## GOAL
Read the material below and count the lines holding the string "bottom". Give that count with nothing added.

## RECORDS SHOWN

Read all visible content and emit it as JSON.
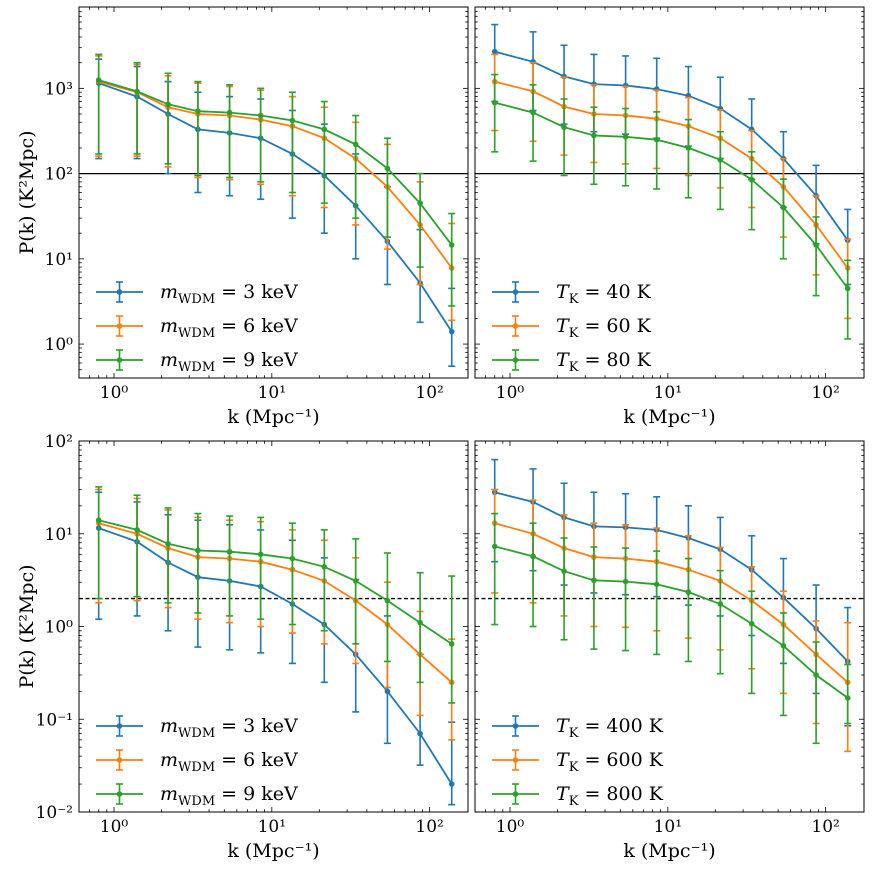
{
  "chart_data": [
    {
      "type": "line",
      "panel": "top-left",
      "xlabel": "k (Mpc⁻¹)",
      "ylabel": "P(k) (K²Mpc)",
      "xscale": "log",
      "yscale": "log",
      "xlim": [
        0.6,
        175
      ],
      "ylim": [
        0.4,
        9000
      ],
      "xticks": [
        {
          "v": 1,
          "label": "10⁰"
        },
        {
          "v": 10,
          "label": "10¹"
        },
        {
          "v": 100,
          "label": "10²"
        }
      ],
      "yticks": [
        {
          "v": 1,
          "label": "10⁰"
        },
        {
          "v": 10,
          "label": "10¹"
        },
        {
          "v": 100,
          "label": "10²"
        },
        {
          "v": 1000,
          "label": "10³"
        }
      ],
      "hline": {
        "y": 100,
        "style": "solid"
      },
      "legend_placement": "lower-left",
      "x": [
        0.8,
        1.4,
        2.2,
        3.4,
        5.4,
        8.5,
        13.5,
        21.5,
        34,
        54,
        87,
        138
      ],
      "series": [
        {
          "name": "m_WDM = 3 keV",
          "label_main": "m",
          "label_sub": "WDM",
          "label_rest": " = 3 keV",
          "color": "#1f77b4",
          "values": [
            1150,
            800,
            500,
            330,
            300,
            260,
            170,
            95,
            42,
            16,
            5.2,
            1.4
          ],
          "err_lo": [
            150,
            150,
            100,
            60,
            55,
            50,
            30,
            20,
            10,
            5,
            1.8,
            0.55
          ],
          "err_hi": [
            2200,
            1800,
            1200,
            900,
            800,
            750,
            550,
            380,
            170,
            70,
            22,
            4.5
          ]
        },
        {
          "name": "m_WDM = 6 keV",
          "label_main": "m",
          "label_sub": "WDM",
          "label_rest": " = 6 keV",
          "color": "#ff7f0e",
          "values": [
            1200,
            900,
            600,
            500,
            480,
            430,
            360,
            260,
            150,
            70,
            25,
            7.8
          ],
          "err_lo": [
            160,
            160,
            120,
            90,
            85,
            75,
            55,
            40,
            25,
            13,
            5,
            1.9
          ],
          "err_hi": [
            2400,
            1900,
            1400,
            1150,
            1050,
            950,
            800,
            600,
            400,
            220,
            80,
            26
          ]
        },
        {
          "name": "m_WDM = 9 keV",
          "label_main": "m",
          "label_sub": "WDM",
          "label_rest": " = 9 keV",
          "color": "#2ca02c",
          "values": [
            1250,
            920,
            650,
            540,
            520,
            480,
            420,
            330,
            220,
            115,
            45,
            14.5
          ],
          "err_lo": [
            170,
            170,
            130,
            95,
            90,
            80,
            60,
            45,
            30,
            18,
            8,
            2.8
          ],
          "err_hi": [
            2500,
            2000,
            1500,
            1200,
            1100,
            1000,
            900,
            700,
            480,
            260,
            100,
            34
          ]
        }
      ]
    },
    {
      "type": "line",
      "panel": "top-right",
      "xlabel": "k (Mpc⁻¹)",
      "ylabel": "",
      "xscale": "log",
      "yscale": "log",
      "xlim": [
        0.6,
        175
      ],
      "ylim": [
        0.4,
        9000
      ],
      "xticks": [
        {
          "v": 1,
          "label": "10⁰"
        },
        {
          "v": 10,
          "label": "10¹"
        },
        {
          "v": 100,
          "label": "10²"
        }
      ],
      "yticks": [],
      "hline": {
        "y": 100,
        "style": "solid"
      },
      "legend_placement": "lower-left",
      "x": [
        0.8,
        1.4,
        2.2,
        3.4,
        5.4,
        8.5,
        13.5,
        21.5,
        34,
        54,
        87,
        138
      ],
      "series": [
        {
          "name": "T_K = 40 K",
          "label_main": "T",
          "label_sub": "K",
          "label_rest": " = 40 K",
          "color": "#1f77b4",
          "values": [
            2700,
            2050,
            1380,
            1120,
            1080,
            980,
            820,
            580,
            330,
            150,
            55,
            16.5
          ],
          "err_lo": [
            700,
            550,
            380,
            310,
            290,
            260,
            210,
            150,
            85,
            40,
            15,
            5
          ],
          "err_hi": [
            5600,
            4600,
            3200,
            2500,
            2400,
            2250,
            1800,
            1350,
            750,
            310,
            125,
            38
          ]
        },
        {
          "name": "T_K = 60 K",
          "label_main": "T",
          "label_sub": "K",
          "label_rest": " = 60 K",
          "color": "#ff7f0e",
          "values": [
            1200,
            920,
            610,
            500,
            480,
            440,
            360,
            260,
            150,
            70,
            25,
            7.8
          ],
          "err_lo": [
            320,
            240,
            165,
            135,
            130,
            115,
            95,
            68,
            40,
            18,
            6.5,
            2
          ],
          "err_hi": [
            2500,
            2000,
            1350,
            1100,
            1050,
            950,
            780,
            560,
            320,
            150,
            55,
            17
          ]
        },
        {
          "name": "T_K = 80 K",
          "label_main": "T",
          "label_sub": "K",
          "label_rest": " = 80 K",
          "color": "#2ca02c",
          "values": [
            680,
            520,
            350,
            280,
            270,
            250,
            200,
            145,
            85,
            40,
            14.5,
            4.5
          ],
          "err_lo": [
            180,
            140,
            95,
            75,
            72,
            66,
            52,
            38,
            22,
            10,
            3.7,
            1.15
          ],
          "err_hi": [
            1450,
            1100,
            750,
            600,
            580,
            530,
            430,
            310,
            180,
            86,
            31,
            9.6
          ]
        }
      ]
    },
    {
      "type": "line",
      "panel": "bottom-left",
      "xlabel": "k (Mpc⁻¹)",
      "ylabel": "P(k) (K²Mpc)",
      "xscale": "log",
      "yscale": "log",
      "xlim": [
        0.6,
        175
      ],
      "ylim": [
        0.01,
        100
      ],
      "xticks": [
        {
          "v": 1,
          "label": "10⁰"
        },
        {
          "v": 10,
          "label": "10¹"
        },
        {
          "v": 100,
          "label": "10²"
        }
      ],
      "yticks": [
        {
          "v": 0.01,
          "label": "10⁻²"
        },
        {
          "v": 0.1,
          "label": "10⁻¹"
        },
        {
          "v": 1,
          "label": "10⁰"
        },
        {
          "v": 10,
          "label": "10¹"
        },
        {
          "v": 100,
          "label": "10²"
        }
      ],
      "hline": {
        "y": 2,
        "style": "dashed"
      },
      "legend_placement": "lower-left",
      "x": [
        0.8,
        1.4,
        2.2,
        3.4,
        5.4,
        8.5,
        13.5,
        21.5,
        34,
        54,
        87,
        138
      ],
      "series": [
        {
          "name": "m_WDM = 3 keV",
          "label_main": "m",
          "label_sub": "WDM",
          "label_rest": " = 3 keV",
          "color": "#1f77b4",
          "values": [
            11.5,
            8.2,
            4.9,
            3.4,
            3.1,
            2.7,
            1.75,
            1.05,
            0.5,
            0.2,
            0.07,
            0.02
          ],
          "err_lo": [
            1.2,
            1.3,
            0.9,
            0.6,
            0.56,
            0.52,
            0.4,
            0.25,
            0.12,
            0.055,
            0.032,
            0.012
          ],
          "err_hi": [
            28,
            22,
            16,
            14,
            12.5,
            11,
            8.5,
            5.5,
            3.2,
            1.3,
            0.5,
            0.093
          ]
        },
        {
          "name": "m_WDM = 6 keV",
          "label_main": "m",
          "label_sub": "WDM",
          "label_rest": " = 6 keV",
          "color": "#ff7f0e",
          "values": [
            13,
            10,
            7,
            5.6,
            5.4,
            5.0,
            4.1,
            3.1,
            1.9,
            1.05,
            0.5,
            0.25
          ],
          "err_lo": [
            1.8,
            1.9,
            1.6,
            1.2,
            1.1,
            1.0,
            0.85,
            0.65,
            0.4,
            0.22,
            0.11,
            0.06
          ],
          "err_hi": [
            30,
            24,
            18,
            15,
            14,
            13.5,
            11,
            8.5,
            5.5,
            3.0,
            1.45,
            0.73
          ]
        },
        {
          "name": "m_WDM = 9 keV",
          "label_main": "m",
          "label_sub": "WDM",
          "label_rest": " = 9 keV",
          "color": "#2ca02c",
          "values": [
            14,
            11,
            7.8,
            6.6,
            6.4,
            6.0,
            5.4,
            4.4,
            3.1,
            1.9,
            1.1,
            0.65
          ],
          "err_lo": [
            2.0,
            2.1,
            1.8,
            1.4,
            1.3,
            1.2,
            1.05,
            0.9,
            0.65,
            0.42,
            0.25,
            0.15
          ],
          "err_hi": [
            32,
            26,
            19,
            16.5,
            15.5,
            15,
            13,
            11,
            8.8,
            6.2,
            3.8,
            3.5
          ]
        }
      ]
    },
    {
      "type": "line",
      "panel": "bottom-right",
      "xlabel": "k (Mpc⁻¹)",
      "ylabel": "",
      "xscale": "log",
      "yscale": "log",
      "xlim": [
        0.6,
        175
      ],
      "ylim": [
        0.01,
        100
      ],
      "xticks": [
        {
          "v": 1,
          "label": "10⁰"
        },
        {
          "v": 10,
          "label": "10¹"
        },
        {
          "v": 100,
          "label": "10²"
        }
      ],
      "yticks": [],
      "hline": {
        "y": 2,
        "style": "dashed"
      },
      "legend_placement": "lower-left",
      "x": [
        0.8,
        1.4,
        2.2,
        3.4,
        5.4,
        8.5,
        13.5,
        21.5,
        34,
        54,
        87,
        138
      ],
      "series": [
        {
          "name": "T_K = 400 K",
          "label_main": "T",
          "label_sub": "K",
          "label_rest": " = 400 K",
          "color": "#1f77b4",
          "values": [
            28,
            22,
            15,
            12,
            11.7,
            11,
            9,
            6.8,
            4.1,
            2.05,
            0.95,
            0.42
          ],
          "err_lo": [
            5,
            4,
            2.8,
            2.3,
            2.2,
            2.1,
            1.7,
            1.3,
            0.8,
            0.4,
            0.19,
            0.085
          ],
          "err_hi": [
            63,
            50,
            35,
            28,
            27,
            25,
            20,
            15,
            9.5,
            5.4,
            2.8,
            1.6
          ]
        },
        {
          "name": "T_K = 600 K",
          "label_main": "T",
          "label_sub": "K",
          "label_rest": " = 600 K",
          "color": "#ff7f0e",
          "values": [
            13,
            10,
            7,
            5.6,
            5.4,
            5.0,
            4.1,
            3.1,
            1.9,
            1.05,
            0.5,
            0.25
          ],
          "err_lo": [
            2.3,
            1.8,
            1.3,
            1.0,
            0.98,
            0.9,
            0.75,
            0.56,
            0.35,
            0.19,
            0.09,
            0.045
          ],
          "err_hi": [
            30,
            23,
            16,
            13,
            12.5,
            11.5,
            9.5,
            7.1,
            4.4,
            2.4,
            1.15,
            1.1
          ]
        },
        {
          "name": "T_K = 800 K",
          "label_main": "T",
          "label_sub": "K",
          "label_rest": " = 800 K",
          "color": "#2ca02c",
          "values": [
            7.3,
            5.7,
            3.95,
            3.15,
            3.05,
            2.85,
            2.35,
            1.75,
            1.07,
            0.62,
            0.3,
            0.17
          ],
          "err_lo": [
            1.05,
            1.0,
            0.72,
            0.57,
            0.55,
            0.5,
            0.42,
            0.31,
            0.19,
            0.11,
            0.055,
            0.09
          ],
          "err_hi": [
            16.5,
            13,
            9,
            7.2,
            7,
            6.5,
            5.4,
            4.0,
            2.4,
            1.4,
            0.68,
            0.39
          ]
        }
      ]
    }
  ]
}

## IN RESPONSE
2